■ What you should do ■
Render the entries from their first line through the line containing "data-point xyxy=(829,428,839,438)" as a numbered list, omitting any blank lines.

■ Data to process ■
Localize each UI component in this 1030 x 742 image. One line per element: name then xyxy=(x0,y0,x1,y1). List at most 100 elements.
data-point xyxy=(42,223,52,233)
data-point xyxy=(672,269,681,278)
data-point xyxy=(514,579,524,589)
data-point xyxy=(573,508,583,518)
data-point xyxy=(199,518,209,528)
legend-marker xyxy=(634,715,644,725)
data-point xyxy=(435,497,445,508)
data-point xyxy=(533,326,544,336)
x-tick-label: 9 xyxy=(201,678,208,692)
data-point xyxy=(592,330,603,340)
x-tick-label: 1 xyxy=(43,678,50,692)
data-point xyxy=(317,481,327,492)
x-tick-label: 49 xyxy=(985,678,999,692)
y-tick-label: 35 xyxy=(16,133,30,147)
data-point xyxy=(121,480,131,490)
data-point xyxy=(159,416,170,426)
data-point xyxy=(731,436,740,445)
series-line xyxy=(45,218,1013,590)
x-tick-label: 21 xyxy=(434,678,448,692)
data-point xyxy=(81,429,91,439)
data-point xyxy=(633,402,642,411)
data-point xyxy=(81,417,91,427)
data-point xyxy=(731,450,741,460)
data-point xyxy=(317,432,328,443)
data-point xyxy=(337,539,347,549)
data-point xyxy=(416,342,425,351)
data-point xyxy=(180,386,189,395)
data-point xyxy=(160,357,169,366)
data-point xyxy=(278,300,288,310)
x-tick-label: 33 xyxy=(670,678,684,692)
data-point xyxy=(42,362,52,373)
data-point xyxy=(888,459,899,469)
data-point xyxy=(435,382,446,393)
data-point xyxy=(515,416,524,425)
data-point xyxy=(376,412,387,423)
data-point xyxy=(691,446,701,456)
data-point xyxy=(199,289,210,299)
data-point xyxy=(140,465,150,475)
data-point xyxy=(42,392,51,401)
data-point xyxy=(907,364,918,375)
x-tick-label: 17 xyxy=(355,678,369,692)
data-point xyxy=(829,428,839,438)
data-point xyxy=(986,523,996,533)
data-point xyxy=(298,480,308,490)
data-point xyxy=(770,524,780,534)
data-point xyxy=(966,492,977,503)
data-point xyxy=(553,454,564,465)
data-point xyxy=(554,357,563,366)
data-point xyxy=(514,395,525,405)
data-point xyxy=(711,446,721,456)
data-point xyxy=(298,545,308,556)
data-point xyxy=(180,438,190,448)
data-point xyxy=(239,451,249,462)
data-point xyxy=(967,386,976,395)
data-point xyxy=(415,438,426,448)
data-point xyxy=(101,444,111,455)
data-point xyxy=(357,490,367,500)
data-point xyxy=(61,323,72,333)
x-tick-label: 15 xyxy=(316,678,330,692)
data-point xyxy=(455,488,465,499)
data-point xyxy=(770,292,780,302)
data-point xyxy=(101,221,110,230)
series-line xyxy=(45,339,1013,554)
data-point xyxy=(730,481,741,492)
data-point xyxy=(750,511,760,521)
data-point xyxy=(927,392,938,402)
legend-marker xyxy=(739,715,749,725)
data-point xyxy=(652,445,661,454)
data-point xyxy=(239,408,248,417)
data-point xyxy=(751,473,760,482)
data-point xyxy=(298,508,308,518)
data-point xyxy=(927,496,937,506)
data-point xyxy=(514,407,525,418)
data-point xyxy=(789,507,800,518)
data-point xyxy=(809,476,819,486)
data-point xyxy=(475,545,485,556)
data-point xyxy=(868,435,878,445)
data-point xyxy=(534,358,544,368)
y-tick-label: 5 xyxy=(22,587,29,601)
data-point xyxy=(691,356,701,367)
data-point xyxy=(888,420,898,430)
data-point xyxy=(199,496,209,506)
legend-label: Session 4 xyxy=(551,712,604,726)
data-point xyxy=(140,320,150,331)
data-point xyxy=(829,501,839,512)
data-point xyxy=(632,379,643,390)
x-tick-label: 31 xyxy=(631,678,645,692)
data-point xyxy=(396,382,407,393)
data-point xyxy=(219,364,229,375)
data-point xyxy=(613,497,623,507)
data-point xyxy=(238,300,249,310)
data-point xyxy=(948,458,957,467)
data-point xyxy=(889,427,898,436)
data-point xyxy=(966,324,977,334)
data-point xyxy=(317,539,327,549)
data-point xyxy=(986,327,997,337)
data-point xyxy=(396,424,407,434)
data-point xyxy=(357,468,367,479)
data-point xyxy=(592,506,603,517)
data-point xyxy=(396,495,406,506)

■ Answer to the exercise ■
1. Localize each UI component in this 1030 x 742 image. One line per element: name then xyxy=(x0,y0,x1,y1). List at most 100 elements.
2. data-point xyxy=(42,223,52,233)
3. data-point xyxy=(672,269,681,278)
4. data-point xyxy=(514,579,524,589)
5. data-point xyxy=(573,508,583,518)
6. data-point xyxy=(199,518,209,528)
7. legend-marker xyxy=(634,715,644,725)
8. data-point xyxy=(435,497,445,508)
9. data-point xyxy=(533,326,544,336)
10. x-tick-label: 9 xyxy=(201,678,208,692)
11. data-point xyxy=(592,330,603,340)
12. x-tick-label: 1 xyxy=(43,678,50,692)
13. data-point xyxy=(317,481,327,492)
14. x-tick-label: 49 xyxy=(985,678,999,692)
15. y-tick-label: 35 xyxy=(16,133,30,147)
16. data-point xyxy=(121,480,131,490)
17. data-point xyxy=(159,416,170,426)
18. data-point xyxy=(731,436,740,445)
19. series-line xyxy=(45,218,1013,590)
20. x-tick-label: 21 xyxy=(434,678,448,692)
21. data-point xyxy=(81,429,91,439)
22. data-point xyxy=(633,402,642,411)
23. data-point xyxy=(81,417,91,427)
24. data-point xyxy=(731,450,741,460)
25. data-point xyxy=(317,432,328,443)
26. data-point xyxy=(337,539,347,549)
27. data-point xyxy=(416,342,425,351)
28. data-point xyxy=(180,386,189,395)
29. data-point xyxy=(160,357,169,366)
30. data-point xyxy=(278,300,288,310)
31. x-tick-label: 33 xyxy=(670,678,684,692)
32. data-point xyxy=(42,362,52,373)
33. data-point xyxy=(888,459,899,469)
34. data-point xyxy=(435,382,446,393)
35. data-point xyxy=(515,416,524,425)
36. data-point xyxy=(376,412,387,423)
37. data-point xyxy=(691,446,701,456)
38. data-point xyxy=(199,289,210,299)
39. data-point xyxy=(140,465,150,475)
40. data-point xyxy=(42,392,51,401)
41. data-point xyxy=(907,364,918,375)
42. x-tick-label: 17 xyxy=(355,678,369,692)
43. data-point xyxy=(829,428,839,438)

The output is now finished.